Identify and reproduce every line holding the string "JSON".

◆ **Records for the exercise**

■ ■ ■

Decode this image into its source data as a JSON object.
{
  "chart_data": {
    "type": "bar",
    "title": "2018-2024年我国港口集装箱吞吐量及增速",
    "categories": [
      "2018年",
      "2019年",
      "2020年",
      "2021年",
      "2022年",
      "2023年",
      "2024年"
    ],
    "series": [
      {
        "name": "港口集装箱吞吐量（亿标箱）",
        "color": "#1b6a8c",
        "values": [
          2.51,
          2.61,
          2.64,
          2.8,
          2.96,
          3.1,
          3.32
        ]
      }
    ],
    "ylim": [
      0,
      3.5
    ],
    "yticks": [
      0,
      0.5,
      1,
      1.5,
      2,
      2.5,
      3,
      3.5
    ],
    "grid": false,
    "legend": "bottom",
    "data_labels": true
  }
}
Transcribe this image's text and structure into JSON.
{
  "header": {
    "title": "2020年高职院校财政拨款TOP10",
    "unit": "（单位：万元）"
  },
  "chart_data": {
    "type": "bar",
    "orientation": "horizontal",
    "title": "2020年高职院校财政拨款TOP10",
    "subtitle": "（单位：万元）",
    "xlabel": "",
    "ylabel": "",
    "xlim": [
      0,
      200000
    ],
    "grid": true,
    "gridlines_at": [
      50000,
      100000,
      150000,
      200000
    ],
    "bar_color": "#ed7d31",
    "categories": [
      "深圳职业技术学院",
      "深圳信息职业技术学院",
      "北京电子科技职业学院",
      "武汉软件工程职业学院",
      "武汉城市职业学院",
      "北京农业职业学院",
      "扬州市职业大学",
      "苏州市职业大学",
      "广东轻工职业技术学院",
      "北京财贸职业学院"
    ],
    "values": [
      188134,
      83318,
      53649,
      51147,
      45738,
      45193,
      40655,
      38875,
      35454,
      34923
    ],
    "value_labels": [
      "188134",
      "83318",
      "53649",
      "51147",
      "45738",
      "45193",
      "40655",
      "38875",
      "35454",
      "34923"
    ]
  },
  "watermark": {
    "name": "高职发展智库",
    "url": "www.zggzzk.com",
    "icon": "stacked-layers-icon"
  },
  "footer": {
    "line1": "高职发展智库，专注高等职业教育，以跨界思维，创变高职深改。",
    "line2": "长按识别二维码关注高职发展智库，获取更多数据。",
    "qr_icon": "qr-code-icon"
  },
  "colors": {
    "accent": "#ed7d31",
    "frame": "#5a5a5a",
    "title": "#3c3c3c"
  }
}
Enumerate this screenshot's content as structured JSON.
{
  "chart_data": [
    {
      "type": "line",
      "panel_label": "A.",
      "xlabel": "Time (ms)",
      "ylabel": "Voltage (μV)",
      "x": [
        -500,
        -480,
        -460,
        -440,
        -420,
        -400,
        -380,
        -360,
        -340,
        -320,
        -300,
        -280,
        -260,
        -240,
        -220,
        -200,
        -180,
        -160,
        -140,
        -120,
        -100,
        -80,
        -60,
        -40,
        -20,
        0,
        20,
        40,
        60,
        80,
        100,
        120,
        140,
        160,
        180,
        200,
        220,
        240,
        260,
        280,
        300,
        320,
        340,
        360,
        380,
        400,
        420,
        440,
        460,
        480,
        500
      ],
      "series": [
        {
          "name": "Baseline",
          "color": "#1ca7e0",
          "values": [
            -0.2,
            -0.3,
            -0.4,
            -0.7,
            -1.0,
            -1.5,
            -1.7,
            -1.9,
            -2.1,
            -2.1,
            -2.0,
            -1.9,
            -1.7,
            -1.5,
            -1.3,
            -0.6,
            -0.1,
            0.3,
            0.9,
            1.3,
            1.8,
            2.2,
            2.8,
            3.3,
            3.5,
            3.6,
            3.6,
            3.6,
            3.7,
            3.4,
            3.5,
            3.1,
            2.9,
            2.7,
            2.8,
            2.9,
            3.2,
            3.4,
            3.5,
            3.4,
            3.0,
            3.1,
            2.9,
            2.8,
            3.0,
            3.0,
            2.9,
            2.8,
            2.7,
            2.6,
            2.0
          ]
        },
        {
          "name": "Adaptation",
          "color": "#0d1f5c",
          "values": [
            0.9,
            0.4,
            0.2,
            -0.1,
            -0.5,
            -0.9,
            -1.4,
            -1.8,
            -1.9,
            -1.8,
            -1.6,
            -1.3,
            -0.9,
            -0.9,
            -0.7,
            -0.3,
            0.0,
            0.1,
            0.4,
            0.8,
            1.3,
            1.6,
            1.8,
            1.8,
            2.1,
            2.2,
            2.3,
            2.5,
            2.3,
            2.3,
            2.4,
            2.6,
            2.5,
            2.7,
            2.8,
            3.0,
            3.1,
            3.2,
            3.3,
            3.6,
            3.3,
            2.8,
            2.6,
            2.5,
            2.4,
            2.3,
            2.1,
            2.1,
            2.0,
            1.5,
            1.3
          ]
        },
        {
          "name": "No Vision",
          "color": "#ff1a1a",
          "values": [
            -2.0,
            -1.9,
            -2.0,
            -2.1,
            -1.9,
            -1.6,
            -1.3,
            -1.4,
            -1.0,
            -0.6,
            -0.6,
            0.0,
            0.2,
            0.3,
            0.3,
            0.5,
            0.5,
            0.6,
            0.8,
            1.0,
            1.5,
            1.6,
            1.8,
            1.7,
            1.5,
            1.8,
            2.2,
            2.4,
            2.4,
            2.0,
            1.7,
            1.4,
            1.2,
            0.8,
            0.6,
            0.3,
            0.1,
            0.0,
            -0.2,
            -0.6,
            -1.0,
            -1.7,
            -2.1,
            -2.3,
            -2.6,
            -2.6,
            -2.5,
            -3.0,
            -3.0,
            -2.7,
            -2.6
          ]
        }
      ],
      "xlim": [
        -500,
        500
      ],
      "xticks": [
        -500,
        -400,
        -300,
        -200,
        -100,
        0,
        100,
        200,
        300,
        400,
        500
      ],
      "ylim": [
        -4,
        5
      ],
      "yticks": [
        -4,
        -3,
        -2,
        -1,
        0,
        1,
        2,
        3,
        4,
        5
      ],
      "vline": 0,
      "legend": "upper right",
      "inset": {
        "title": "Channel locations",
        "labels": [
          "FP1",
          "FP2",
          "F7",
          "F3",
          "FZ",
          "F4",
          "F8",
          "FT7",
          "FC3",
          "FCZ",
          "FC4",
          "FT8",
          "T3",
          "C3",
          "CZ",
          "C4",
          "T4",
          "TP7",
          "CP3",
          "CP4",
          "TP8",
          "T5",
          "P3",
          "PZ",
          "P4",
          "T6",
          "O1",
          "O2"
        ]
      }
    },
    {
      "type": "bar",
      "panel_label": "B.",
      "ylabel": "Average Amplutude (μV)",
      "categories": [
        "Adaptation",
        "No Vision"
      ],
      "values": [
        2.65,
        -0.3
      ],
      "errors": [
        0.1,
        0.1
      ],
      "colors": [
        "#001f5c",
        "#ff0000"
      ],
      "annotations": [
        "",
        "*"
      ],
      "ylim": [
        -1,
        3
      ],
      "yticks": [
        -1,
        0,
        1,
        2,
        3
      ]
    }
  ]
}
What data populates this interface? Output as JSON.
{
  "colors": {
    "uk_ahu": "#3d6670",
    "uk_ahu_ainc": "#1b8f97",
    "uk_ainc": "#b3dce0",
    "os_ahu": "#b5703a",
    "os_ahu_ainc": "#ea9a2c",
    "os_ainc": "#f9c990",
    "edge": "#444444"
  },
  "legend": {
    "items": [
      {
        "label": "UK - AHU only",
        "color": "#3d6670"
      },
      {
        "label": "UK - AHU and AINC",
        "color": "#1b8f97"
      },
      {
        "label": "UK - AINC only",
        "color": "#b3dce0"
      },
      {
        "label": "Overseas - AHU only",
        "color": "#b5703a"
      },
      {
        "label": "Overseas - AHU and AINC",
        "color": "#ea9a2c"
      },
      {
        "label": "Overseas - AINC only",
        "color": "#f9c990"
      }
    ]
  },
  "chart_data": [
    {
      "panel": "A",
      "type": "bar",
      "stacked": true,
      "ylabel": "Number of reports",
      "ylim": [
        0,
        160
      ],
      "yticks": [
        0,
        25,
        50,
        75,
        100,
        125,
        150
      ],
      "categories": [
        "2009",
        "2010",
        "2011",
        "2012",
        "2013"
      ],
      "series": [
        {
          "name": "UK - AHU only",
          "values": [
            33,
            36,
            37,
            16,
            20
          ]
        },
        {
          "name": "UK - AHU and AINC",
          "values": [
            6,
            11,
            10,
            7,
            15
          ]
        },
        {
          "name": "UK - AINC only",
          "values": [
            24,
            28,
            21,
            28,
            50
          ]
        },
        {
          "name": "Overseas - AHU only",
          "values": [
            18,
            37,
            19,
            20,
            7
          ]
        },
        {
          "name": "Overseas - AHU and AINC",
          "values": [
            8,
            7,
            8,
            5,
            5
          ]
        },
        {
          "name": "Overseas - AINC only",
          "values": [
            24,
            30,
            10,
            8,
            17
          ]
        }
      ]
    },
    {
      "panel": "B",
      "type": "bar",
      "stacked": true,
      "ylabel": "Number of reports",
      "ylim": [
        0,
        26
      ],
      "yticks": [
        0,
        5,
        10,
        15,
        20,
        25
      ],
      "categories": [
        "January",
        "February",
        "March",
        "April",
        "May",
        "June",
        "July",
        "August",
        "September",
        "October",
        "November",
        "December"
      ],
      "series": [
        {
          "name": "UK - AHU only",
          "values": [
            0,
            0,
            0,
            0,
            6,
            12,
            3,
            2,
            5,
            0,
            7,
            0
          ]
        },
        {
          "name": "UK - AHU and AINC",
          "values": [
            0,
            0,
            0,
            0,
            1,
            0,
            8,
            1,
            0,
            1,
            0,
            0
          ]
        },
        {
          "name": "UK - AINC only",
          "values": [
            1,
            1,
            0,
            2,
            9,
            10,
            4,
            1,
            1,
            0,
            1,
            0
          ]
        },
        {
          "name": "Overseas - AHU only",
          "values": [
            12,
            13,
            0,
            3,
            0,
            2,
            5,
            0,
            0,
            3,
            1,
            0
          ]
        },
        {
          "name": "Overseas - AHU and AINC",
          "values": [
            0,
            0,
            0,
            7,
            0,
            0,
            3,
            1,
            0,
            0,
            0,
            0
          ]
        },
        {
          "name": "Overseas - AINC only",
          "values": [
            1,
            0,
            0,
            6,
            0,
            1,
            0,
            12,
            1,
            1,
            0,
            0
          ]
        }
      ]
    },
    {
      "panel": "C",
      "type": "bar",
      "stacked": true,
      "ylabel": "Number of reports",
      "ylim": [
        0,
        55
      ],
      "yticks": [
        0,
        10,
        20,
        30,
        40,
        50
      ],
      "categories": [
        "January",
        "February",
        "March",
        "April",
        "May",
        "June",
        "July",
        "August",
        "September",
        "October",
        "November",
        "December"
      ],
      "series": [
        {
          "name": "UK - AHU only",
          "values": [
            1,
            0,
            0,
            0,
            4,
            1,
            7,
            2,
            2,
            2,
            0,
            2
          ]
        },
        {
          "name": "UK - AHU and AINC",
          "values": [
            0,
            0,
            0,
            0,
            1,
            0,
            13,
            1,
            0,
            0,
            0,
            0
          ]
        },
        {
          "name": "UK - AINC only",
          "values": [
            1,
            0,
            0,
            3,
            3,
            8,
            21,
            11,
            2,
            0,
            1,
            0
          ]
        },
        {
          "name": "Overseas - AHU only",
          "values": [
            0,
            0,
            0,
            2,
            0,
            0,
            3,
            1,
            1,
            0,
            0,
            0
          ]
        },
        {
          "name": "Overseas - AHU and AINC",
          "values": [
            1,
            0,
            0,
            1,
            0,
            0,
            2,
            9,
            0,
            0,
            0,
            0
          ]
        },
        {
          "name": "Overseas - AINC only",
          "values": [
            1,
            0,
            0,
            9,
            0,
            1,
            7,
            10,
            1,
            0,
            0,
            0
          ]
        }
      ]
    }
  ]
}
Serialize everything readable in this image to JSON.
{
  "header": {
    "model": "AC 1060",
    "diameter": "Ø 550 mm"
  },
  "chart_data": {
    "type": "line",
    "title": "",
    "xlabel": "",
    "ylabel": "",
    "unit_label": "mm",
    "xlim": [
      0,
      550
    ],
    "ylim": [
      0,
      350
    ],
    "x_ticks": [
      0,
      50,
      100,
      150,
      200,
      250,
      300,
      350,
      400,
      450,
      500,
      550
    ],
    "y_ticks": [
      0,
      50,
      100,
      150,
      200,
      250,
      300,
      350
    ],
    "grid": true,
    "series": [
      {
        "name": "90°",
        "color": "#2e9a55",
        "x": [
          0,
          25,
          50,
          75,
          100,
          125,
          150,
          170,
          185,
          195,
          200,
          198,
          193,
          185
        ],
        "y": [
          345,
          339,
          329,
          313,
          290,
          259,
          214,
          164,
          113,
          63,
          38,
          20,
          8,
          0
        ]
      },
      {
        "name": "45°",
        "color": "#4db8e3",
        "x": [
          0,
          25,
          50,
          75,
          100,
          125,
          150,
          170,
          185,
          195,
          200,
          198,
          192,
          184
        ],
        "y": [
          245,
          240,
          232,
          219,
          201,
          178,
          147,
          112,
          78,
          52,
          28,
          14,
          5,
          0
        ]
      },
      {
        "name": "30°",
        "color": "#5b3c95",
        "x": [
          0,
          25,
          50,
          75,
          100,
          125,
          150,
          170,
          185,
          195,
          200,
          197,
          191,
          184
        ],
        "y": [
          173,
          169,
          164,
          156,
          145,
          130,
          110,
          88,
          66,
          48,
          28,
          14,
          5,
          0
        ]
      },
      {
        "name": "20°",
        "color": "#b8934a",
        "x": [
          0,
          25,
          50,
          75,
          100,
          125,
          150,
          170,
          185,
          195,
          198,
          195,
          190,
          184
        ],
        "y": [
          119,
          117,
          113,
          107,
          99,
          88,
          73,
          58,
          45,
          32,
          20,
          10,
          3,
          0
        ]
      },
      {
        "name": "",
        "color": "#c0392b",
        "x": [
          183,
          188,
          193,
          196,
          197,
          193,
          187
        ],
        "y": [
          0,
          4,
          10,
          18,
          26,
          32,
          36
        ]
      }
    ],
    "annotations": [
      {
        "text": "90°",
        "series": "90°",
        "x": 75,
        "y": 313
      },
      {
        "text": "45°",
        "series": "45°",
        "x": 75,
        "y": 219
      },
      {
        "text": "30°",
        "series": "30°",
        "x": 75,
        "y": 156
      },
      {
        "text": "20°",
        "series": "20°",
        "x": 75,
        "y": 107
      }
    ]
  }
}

■ ■ ■

◆ **Result of this exercise**
Decode this image into its source data as a JSON object.
Transcribe this image's text and structure into JSON.
Enumerate this screenshot's content as structured JSON.
What data populates this interface? Output as JSON.
Serialize everything readable in this image to JSON.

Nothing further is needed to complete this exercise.